Given task => Copy each line below that contains "ffffff".

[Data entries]
— start —
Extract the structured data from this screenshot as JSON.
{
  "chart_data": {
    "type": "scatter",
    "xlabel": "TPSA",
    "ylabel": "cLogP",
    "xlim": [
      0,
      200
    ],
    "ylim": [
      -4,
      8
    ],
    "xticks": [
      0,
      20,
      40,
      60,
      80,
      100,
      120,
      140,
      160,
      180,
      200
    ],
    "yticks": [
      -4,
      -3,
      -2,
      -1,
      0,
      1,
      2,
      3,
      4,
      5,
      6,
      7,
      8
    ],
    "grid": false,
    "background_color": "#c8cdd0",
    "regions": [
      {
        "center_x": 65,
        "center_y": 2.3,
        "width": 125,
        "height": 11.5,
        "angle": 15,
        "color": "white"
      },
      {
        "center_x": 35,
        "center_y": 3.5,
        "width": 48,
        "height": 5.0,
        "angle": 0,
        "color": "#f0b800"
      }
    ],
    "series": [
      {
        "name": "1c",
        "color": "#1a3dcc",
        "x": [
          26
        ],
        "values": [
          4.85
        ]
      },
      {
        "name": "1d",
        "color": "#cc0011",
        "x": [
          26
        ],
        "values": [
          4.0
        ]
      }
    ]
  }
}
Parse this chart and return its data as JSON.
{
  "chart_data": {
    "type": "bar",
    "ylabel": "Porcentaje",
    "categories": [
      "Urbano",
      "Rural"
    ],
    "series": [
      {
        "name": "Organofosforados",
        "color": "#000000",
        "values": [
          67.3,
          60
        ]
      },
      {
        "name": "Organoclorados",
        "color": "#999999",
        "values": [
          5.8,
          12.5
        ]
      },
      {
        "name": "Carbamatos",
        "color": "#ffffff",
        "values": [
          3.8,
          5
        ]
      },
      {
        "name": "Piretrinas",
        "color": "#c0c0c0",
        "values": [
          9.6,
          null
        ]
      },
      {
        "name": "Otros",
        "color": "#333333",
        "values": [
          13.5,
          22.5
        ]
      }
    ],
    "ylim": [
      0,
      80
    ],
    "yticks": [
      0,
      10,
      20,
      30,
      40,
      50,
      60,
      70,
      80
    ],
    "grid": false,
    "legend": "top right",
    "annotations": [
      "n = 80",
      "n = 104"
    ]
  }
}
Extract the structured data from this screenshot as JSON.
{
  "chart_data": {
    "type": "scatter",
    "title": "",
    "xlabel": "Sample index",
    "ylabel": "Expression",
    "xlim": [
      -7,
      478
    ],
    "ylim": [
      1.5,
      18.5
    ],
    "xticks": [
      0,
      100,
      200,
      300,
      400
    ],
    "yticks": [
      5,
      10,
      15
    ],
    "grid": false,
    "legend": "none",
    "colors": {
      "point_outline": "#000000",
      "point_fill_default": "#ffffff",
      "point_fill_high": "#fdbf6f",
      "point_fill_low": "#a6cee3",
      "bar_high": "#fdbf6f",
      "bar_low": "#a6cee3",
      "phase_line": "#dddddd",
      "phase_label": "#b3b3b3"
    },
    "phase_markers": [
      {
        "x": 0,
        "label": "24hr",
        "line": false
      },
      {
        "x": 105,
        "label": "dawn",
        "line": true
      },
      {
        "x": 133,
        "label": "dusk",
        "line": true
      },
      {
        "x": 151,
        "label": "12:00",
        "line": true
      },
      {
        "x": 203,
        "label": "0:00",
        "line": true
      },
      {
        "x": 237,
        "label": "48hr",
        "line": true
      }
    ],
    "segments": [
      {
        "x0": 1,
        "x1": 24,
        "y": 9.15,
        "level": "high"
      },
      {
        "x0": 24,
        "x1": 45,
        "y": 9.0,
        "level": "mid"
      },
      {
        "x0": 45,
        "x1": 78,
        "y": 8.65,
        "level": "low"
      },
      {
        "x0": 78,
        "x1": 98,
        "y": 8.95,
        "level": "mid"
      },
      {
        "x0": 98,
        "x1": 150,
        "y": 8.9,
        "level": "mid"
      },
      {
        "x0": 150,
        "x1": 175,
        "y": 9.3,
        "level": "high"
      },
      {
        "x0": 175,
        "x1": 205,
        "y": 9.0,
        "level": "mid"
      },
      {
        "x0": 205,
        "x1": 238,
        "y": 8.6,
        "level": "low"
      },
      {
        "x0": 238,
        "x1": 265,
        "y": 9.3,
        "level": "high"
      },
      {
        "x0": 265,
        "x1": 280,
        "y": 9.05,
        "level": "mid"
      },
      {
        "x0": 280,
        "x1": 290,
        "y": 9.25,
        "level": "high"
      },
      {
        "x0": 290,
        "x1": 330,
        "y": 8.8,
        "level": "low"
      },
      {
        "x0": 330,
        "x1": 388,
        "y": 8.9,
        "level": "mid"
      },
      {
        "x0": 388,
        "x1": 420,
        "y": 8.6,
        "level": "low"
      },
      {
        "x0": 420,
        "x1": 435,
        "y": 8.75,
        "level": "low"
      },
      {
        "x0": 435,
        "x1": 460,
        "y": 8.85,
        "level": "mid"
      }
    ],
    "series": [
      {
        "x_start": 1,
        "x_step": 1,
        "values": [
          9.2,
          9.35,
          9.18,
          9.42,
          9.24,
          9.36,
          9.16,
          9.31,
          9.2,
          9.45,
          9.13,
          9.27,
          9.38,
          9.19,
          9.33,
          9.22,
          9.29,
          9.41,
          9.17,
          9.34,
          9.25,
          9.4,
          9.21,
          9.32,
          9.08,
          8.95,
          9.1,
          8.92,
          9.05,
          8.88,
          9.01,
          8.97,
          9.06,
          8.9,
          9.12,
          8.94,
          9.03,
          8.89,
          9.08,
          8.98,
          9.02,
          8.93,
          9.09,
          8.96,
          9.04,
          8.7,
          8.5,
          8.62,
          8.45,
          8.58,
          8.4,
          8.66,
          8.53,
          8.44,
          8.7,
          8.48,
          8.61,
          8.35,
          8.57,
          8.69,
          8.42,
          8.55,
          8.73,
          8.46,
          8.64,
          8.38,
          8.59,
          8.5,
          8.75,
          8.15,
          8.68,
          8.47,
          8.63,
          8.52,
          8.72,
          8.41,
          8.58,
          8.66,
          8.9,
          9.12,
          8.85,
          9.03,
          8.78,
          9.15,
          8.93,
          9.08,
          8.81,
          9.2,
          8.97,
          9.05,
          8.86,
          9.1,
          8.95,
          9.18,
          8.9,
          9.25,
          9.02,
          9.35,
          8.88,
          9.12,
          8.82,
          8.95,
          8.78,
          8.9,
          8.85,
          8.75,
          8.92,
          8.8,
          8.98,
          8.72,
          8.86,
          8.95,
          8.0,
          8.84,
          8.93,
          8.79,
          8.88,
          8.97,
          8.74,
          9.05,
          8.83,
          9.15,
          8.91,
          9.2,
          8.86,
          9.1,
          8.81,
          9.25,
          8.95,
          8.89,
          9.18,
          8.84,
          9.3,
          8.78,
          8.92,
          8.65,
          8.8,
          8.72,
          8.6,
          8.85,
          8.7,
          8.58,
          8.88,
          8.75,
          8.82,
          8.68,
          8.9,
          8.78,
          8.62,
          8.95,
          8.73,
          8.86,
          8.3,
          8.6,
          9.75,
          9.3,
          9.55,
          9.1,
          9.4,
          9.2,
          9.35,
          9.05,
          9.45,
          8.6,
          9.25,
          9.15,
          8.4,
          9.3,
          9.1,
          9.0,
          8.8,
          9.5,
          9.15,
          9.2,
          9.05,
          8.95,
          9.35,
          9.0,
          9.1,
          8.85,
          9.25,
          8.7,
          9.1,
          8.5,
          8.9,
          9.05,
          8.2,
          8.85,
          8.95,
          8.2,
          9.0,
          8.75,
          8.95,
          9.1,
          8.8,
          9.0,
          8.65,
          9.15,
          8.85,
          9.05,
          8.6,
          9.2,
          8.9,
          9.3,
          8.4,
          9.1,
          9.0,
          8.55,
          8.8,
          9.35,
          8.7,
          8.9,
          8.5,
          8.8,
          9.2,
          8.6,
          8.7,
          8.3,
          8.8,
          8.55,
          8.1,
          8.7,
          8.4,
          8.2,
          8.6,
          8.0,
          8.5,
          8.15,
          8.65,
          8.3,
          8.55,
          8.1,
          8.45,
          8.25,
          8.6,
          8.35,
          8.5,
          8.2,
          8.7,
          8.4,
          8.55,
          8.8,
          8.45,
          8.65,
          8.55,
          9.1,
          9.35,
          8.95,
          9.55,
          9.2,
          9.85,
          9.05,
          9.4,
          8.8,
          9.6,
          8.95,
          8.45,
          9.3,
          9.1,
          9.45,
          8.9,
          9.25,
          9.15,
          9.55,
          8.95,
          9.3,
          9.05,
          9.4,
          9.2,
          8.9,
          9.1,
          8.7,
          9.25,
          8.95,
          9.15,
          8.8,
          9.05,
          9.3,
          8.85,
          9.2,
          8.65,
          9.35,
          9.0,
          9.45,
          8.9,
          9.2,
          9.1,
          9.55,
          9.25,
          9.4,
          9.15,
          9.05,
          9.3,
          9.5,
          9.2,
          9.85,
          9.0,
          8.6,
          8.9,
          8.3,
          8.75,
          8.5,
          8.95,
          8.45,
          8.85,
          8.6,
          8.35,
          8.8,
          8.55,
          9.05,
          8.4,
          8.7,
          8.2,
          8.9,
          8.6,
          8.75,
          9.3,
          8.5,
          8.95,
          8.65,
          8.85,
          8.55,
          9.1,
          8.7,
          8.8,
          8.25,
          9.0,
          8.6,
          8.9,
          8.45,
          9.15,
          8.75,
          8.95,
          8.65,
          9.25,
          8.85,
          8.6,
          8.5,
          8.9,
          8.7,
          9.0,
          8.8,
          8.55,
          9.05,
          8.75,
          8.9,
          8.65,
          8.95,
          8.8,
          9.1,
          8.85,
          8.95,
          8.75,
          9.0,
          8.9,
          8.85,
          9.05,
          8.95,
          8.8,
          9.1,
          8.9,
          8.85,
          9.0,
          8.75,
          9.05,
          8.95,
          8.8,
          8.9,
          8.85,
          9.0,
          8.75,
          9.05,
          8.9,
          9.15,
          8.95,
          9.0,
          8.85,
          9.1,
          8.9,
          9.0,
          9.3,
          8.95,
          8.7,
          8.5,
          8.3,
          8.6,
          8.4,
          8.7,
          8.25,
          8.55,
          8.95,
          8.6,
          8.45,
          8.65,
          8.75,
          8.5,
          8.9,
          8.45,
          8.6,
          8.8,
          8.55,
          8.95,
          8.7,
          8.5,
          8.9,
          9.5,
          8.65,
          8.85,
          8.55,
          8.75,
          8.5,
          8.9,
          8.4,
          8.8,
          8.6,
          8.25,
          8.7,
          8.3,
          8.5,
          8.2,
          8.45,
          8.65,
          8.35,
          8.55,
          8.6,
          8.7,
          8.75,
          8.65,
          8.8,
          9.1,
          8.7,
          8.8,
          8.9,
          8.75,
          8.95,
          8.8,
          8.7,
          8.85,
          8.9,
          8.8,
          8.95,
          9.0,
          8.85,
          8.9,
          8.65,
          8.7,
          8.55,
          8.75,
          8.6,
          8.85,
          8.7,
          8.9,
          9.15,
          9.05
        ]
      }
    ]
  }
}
— end —
Problem solution =>
        "color": "#ffffff",
      "point_fill_default": "#ffffff",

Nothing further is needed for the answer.